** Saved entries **
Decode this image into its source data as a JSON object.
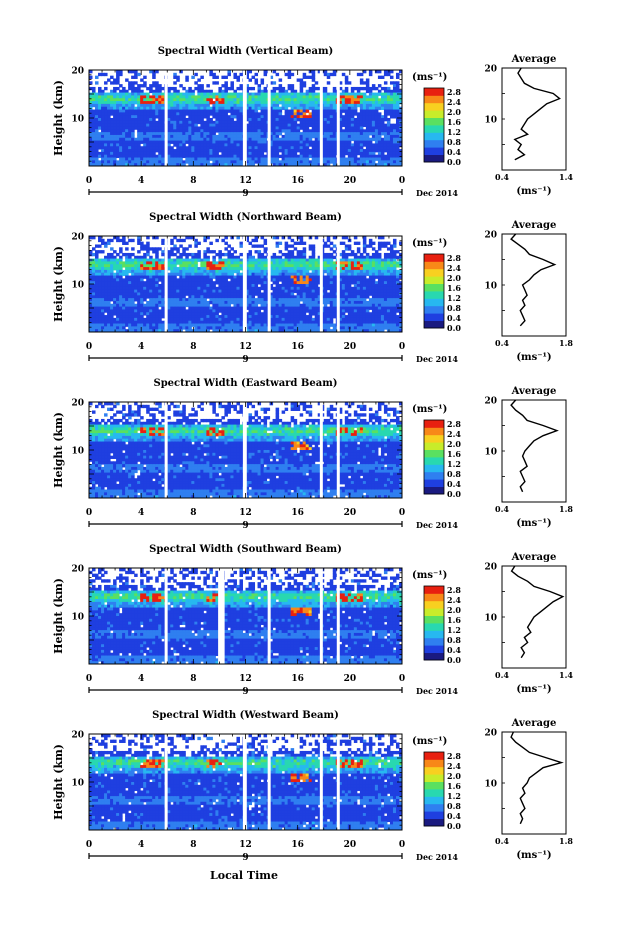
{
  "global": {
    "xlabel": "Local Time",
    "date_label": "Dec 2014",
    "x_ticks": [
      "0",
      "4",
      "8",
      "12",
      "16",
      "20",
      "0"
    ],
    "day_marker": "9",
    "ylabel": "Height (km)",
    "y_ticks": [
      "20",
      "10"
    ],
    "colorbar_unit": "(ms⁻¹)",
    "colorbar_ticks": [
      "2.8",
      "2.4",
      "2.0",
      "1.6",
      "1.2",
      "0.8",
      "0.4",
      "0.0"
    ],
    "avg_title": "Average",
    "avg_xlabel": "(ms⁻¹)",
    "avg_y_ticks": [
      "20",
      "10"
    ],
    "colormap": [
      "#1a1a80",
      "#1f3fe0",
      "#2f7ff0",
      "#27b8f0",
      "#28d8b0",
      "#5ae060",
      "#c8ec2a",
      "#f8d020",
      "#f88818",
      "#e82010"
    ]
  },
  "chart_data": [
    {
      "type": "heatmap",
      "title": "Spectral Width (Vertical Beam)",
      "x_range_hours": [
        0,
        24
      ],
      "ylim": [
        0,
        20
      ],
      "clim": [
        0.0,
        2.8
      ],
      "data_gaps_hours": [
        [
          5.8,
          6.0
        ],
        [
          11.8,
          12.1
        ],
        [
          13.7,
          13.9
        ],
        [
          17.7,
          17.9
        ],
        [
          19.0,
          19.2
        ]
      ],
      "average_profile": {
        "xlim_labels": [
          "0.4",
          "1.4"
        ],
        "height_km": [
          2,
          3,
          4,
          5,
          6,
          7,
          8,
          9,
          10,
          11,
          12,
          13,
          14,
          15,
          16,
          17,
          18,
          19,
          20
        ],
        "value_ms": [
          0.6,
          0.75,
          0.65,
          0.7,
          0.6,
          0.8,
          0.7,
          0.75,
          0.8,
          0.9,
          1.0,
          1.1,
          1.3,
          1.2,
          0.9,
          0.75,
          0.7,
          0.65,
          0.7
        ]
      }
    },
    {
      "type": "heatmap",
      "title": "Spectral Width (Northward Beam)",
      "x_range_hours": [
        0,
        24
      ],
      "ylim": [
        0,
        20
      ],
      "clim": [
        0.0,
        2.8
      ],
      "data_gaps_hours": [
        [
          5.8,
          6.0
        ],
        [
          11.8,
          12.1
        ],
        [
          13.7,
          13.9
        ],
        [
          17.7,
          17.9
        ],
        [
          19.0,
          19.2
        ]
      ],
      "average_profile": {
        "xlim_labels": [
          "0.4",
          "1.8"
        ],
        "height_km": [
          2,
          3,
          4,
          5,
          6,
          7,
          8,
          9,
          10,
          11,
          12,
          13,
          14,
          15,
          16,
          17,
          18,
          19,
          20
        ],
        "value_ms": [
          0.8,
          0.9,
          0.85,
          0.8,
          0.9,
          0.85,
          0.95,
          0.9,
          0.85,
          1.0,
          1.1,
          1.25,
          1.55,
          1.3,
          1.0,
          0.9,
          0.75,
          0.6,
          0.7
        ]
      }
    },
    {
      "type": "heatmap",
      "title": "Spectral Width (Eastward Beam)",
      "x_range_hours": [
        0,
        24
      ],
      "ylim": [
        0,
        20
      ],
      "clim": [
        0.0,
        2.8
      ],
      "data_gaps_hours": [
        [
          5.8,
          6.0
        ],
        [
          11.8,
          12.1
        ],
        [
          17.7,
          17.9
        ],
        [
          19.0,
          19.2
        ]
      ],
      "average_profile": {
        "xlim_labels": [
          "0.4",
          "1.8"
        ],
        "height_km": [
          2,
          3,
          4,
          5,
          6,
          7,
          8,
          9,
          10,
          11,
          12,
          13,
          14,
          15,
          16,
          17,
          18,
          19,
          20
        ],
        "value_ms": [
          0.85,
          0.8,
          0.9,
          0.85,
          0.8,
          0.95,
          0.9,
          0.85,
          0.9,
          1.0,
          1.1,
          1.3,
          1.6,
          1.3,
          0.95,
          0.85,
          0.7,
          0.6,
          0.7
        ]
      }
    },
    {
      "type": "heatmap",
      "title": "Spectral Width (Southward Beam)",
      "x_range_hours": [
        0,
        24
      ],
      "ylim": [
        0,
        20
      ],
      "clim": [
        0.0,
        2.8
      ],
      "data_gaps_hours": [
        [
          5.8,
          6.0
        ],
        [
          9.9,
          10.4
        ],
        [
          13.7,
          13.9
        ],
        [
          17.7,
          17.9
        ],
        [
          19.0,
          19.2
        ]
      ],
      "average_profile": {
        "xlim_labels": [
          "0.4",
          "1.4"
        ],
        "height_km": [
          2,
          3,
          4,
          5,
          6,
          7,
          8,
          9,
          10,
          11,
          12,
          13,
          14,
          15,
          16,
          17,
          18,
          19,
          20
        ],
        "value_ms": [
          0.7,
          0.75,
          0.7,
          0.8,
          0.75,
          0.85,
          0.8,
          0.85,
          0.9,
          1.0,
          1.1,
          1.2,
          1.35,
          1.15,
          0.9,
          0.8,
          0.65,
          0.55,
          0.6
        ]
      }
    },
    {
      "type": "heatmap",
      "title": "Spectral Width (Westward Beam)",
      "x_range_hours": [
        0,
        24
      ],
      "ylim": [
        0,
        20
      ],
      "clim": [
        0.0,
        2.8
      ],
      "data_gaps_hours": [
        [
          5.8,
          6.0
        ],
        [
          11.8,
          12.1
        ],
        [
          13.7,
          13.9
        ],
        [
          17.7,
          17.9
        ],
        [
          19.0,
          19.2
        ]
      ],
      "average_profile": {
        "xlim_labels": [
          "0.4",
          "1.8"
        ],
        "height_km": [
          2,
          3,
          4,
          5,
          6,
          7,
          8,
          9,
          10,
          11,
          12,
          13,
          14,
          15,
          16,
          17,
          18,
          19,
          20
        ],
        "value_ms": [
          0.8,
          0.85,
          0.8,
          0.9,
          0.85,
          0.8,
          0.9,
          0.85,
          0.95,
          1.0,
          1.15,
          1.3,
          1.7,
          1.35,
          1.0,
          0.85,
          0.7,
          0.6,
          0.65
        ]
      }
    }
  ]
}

** PROBLEM REQUIREMENTS **
Copy the material above exactly and drop the pictures.

** WRITTEN ANSWER **
Decode this image into its source data as a JSON object.
{
  "global": {
    "xlabel": "Local Time",
    "date_label": "Dec 2014",
    "x_ticks": [
      "0",
      "4",
      "8",
      "12",
      "16",
      "20",
      "0"
    ],
    "day_marker": "9",
    "ylabel": "Height (km)",
    "y_ticks": [
      "20",
      "10"
    ],
    "colorbar_unit": "(ms⁻¹)",
    "colorbar_ticks": [
      "2.8",
      "2.4",
      "2.0",
      "1.6",
      "1.2",
      "0.8",
      "0.4",
      "0.0"
    ],
    "avg_title": "Average",
    "avg_xlabel": "(ms⁻¹)",
    "avg_y_ticks": [
      "20",
      "10"
    ],
    "colormap": [
      "#1a1a80",
      "#1f3fe0",
      "#2f7ff0",
      "#27b8f0",
      "#28d8b0",
      "#5ae060",
      "#c8ec2a",
      "#f8d020",
      "#f88818",
      "#e82010"
    ]
  },
  "chart_data": [
    {
      "type": "heatmap",
      "title": "Spectral Width (Vertical Beam)",
      "x_range_hours": [
        0,
        24
      ],
      "ylim": [
        0,
        20
      ],
      "clim": [
        0.0,
        2.8
      ],
      "data_gaps_hours": [
        [
          5.8,
          6.0
        ],
        [
          11.8,
          12.1
        ],
        [
          13.7,
          13.9
        ],
        [
          17.7,
          17.9
        ],
        [
          19.0,
          19.2
        ]
      ],
      "average_profile": {
        "xlim_labels": [
          "0.4",
          "1.4"
        ],
        "height_km": [
          2,
          3,
          4,
          5,
          6,
          7,
          8,
          9,
          10,
          11,
          12,
          13,
          14,
          15,
          16,
          17,
          18,
          19,
          20
        ],
        "value_ms": [
          0.6,
          0.75,
          0.65,
          0.7,
          0.6,
          0.8,
          0.7,
          0.75,
          0.8,
          0.9,
          1.0,
          1.1,
          1.3,
          1.2,
          0.9,
          0.75,
          0.7,
          0.65,
          0.7
        ]
      }
    },
    {
      "type": "heatmap",
      "title": "Spectral Width (Northward Beam)",
      "x_range_hours": [
        0,
        24
      ],
      "ylim": [
        0,
        20
      ],
      "clim": [
        0.0,
        2.8
      ],
      "data_gaps_hours": [
        [
          5.8,
          6.0
        ],
        [
          11.8,
          12.1
        ],
        [
          13.7,
          13.9
        ],
        [
          17.7,
          17.9
        ],
        [
          19.0,
          19.2
        ]
      ],
      "average_profile": {
        "xlim_labels": [
          "0.4",
          "1.8"
        ],
        "height_km": [
          2,
          3,
          4,
          5,
          6,
          7,
          8,
          9,
          10,
          11,
          12,
          13,
          14,
          15,
          16,
          17,
          18,
          19,
          20
        ],
        "value_ms": [
          0.8,
          0.9,
          0.85,
          0.8,
          0.9,
          0.85,
          0.95,
          0.9,
          0.85,
          1.0,
          1.1,
          1.25,
          1.55,
          1.3,
          1.0,
          0.9,
          0.75,
          0.6,
          0.7
        ]
      }
    },
    {
      "type": "heatmap",
      "title": "Spectral Width (Eastward Beam)",
      "x_range_hours": [
        0,
        24
      ],
      "ylim": [
        0,
        20
      ],
      "clim": [
        0.0,
        2.8
      ],
      "data_gaps_hours": [
        [
          5.8,
          6.0
        ],
        [
          11.8,
          12.1
        ],
        [
          17.7,
          17.9
        ],
        [
          19.0,
          19.2
        ]
      ],
      "average_profile": {
        "xlim_labels": [
          "0.4",
          "1.8"
        ],
        "height_km": [
          2,
          3,
          4,
          5,
          6,
          7,
          8,
          9,
          10,
          11,
          12,
          13,
          14,
          15,
          16,
          17,
          18,
          19,
          20
        ],
        "value_ms": [
          0.85,
          0.8,
          0.9,
          0.85,
          0.8,
          0.95,
          0.9,
          0.85,
          0.9,
          1.0,
          1.1,
          1.3,
          1.6,
          1.3,
          0.95,
          0.85,
          0.7,
          0.6,
          0.7
        ]
      }
    },
    {
      "type": "heatmap",
      "title": "Spectral Width (Southward Beam)",
      "x_range_hours": [
        0,
        24
      ],
      "ylim": [
        0,
        20
      ],
      "clim": [
        0.0,
        2.8
      ],
      "data_gaps_hours": [
        [
          5.8,
          6.0
        ],
        [
          9.9,
          10.4
        ],
        [
          13.7,
          13.9
        ],
        [
          17.7,
          17.9
        ],
        [
          19.0,
          19.2
        ]
      ],
      "average_profile": {
        "xlim_labels": [
          "0.4",
          "1.4"
        ],
        "height_km": [
          2,
          3,
          4,
          5,
          6,
          7,
          8,
          9,
          10,
          11,
          12,
          13,
          14,
          15,
          16,
          17,
          18,
          19,
          20
        ],
        "value_ms": [
          0.7,
          0.75,
          0.7,
          0.8,
          0.75,
          0.85,
          0.8,
          0.85,
          0.9,
          1.0,
          1.1,
          1.2,
          1.35,
          1.15,
          0.9,
          0.8,
          0.65,
          0.55,
          0.6
        ]
      }
    },
    {
      "type": "heatmap",
      "title": "Spectral Width (Westward Beam)",
      "x_range_hours": [
        0,
        24
      ],
      "ylim": [
        0,
        20
      ],
      "clim": [
        0.0,
        2.8
      ],
      "data_gaps_hours": [
        [
          5.8,
          6.0
        ],
        [
          11.8,
          12.1
        ],
        [
          13.7,
          13.9
        ],
        [
          17.7,
          17.9
        ],
        [
          19.0,
          19.2
        ]
      ],
      "average_profile": {
        "xlim_labels": [
          "0.4",
          "1.8"
        ],
        "height_km": [
          2,
          3,
          4,
          5,
          6,
          7,
          8,
          9,
          10,
          11,
          12,
          13,
          14,
          15,
          16,
          17,
          18,
          19,
          20
        ],
        "value_ms": [
          0.8,
          0.85,
          0.8,
          0.9,
          0.85,
          0.8,
          0.9,
          0.85,
          0.95,
          1.0,
          1.15,
          1.3,
          1.7,
          1.35,
          1.0,
          0.85,
          0.7,
          0.6,
          0.65
        ]
      }
    }
  ]
}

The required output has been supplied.